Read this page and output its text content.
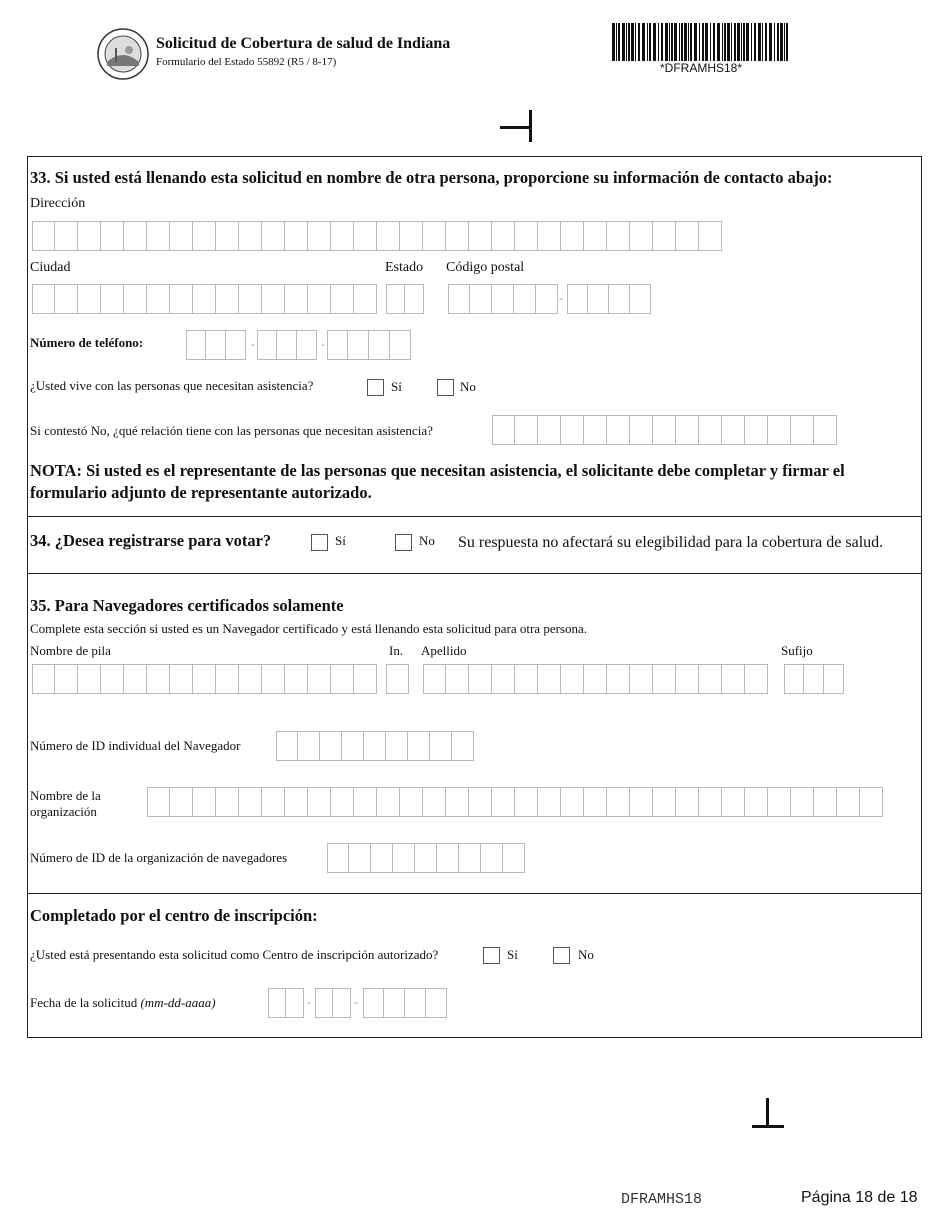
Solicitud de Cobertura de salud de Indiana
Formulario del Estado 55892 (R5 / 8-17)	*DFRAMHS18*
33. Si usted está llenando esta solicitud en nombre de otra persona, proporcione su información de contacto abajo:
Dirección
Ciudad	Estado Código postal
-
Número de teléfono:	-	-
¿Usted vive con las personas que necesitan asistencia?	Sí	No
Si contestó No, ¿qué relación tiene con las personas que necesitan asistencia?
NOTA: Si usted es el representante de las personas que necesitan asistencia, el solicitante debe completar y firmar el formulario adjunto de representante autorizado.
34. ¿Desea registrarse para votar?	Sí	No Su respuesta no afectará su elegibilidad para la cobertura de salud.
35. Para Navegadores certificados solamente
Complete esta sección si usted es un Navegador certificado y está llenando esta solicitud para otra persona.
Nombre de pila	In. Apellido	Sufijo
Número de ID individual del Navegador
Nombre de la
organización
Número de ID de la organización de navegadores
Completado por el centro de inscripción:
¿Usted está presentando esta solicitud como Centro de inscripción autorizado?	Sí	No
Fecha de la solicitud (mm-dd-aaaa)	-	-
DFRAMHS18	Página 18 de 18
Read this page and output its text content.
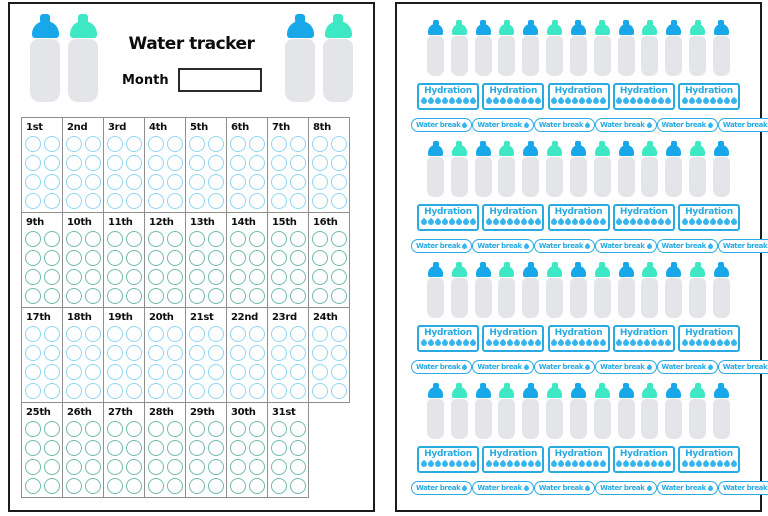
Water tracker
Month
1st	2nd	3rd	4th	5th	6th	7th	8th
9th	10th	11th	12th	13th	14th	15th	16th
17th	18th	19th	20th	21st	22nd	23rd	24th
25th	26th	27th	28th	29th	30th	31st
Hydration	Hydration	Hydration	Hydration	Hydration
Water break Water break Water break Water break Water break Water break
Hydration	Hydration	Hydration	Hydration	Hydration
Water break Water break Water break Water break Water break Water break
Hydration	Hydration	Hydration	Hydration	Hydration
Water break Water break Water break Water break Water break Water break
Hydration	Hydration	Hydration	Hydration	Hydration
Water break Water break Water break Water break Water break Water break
--
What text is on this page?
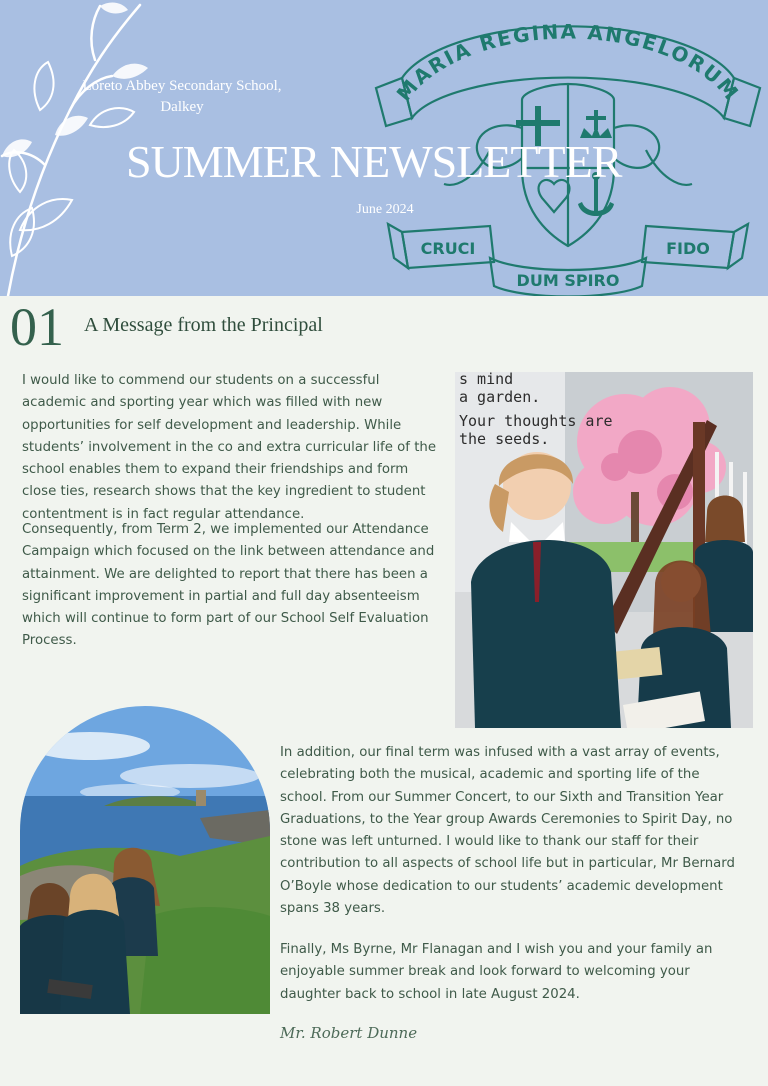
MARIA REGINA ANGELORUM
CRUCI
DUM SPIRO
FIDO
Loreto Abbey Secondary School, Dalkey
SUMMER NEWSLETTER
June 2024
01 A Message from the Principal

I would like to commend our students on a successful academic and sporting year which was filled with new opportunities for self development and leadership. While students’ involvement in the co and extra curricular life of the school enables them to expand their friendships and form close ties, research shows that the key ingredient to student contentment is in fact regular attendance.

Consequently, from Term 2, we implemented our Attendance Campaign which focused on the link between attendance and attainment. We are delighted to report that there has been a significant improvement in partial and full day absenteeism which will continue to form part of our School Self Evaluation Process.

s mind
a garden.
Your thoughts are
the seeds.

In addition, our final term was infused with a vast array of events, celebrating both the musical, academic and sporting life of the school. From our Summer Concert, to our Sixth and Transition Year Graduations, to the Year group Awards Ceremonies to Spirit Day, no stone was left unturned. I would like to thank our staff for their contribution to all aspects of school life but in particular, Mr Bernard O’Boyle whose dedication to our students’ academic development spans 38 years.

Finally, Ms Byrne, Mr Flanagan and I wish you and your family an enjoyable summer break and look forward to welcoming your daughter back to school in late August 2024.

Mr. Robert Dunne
---
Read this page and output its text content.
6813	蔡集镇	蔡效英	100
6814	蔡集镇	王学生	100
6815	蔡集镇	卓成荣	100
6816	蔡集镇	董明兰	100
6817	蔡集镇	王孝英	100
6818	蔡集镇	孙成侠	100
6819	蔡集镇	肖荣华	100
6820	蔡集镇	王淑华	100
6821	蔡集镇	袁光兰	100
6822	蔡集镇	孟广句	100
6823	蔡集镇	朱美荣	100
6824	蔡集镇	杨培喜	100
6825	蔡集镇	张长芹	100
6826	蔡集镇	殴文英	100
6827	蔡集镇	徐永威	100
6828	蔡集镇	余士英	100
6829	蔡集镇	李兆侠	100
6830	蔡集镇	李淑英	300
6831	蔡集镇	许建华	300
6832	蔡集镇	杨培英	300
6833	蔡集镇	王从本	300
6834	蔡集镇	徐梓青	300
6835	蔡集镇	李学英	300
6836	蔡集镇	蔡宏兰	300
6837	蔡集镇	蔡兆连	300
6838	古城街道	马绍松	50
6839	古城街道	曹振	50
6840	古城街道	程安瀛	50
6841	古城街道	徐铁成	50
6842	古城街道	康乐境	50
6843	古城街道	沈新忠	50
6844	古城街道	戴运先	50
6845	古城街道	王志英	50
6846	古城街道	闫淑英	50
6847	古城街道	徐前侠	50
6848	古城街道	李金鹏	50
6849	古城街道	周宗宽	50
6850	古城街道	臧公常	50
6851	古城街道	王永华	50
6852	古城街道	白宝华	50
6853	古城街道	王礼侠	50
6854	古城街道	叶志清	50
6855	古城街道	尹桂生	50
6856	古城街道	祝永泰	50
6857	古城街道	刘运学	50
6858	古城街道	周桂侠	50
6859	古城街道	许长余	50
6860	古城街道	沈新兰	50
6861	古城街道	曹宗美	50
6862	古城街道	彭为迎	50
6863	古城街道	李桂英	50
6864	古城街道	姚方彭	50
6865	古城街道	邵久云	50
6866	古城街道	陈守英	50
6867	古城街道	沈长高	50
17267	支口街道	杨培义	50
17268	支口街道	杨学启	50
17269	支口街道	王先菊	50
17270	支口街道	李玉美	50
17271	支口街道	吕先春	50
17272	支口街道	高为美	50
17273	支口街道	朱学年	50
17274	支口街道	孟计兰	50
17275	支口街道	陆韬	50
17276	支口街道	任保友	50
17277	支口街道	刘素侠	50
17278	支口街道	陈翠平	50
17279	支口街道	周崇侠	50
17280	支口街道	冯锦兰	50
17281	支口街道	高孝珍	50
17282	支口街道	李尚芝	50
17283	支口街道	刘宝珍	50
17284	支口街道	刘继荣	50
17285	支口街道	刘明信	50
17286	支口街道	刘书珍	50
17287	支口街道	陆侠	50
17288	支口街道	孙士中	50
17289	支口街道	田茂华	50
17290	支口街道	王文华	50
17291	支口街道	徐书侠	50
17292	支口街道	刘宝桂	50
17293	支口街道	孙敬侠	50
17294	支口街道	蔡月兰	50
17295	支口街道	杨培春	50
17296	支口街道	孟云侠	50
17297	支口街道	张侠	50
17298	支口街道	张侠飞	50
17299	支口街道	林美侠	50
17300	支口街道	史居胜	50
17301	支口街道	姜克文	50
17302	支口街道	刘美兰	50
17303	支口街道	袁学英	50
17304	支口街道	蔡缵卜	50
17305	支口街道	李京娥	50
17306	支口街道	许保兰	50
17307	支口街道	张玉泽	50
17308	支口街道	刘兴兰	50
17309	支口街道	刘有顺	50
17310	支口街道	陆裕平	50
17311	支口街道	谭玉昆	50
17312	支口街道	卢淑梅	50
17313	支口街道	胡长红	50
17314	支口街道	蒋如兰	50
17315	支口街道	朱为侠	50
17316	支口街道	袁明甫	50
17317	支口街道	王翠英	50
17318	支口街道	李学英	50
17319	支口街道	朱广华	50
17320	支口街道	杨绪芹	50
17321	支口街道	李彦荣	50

Exercise prompt: Filter lines by "life" and return each hit.

Answer:
I would like to commend our students on a successful academic and sporting year which was filled with new opportunities for self development and leadership. While students’ involvement in the co and extra curricular life of the school enables them to expand their friendships and form close ties, research shows that the key ingredient to student contentment is in fact regular attendance.
In addition, our final term was infused with a vast array of events, celebrating both the musical, academic and sporting life of the school. From our Summer Concert, to our Sixth and Transition Year Graduations, to the Year group Awards Ceremonies to Spirit Day, no stone was left unturned. I would like to thank our staff for their contribution to all aspects of school life but in particular, Mr Bernard O’Boyle whose dedication to our students’ academic development spans 38 years.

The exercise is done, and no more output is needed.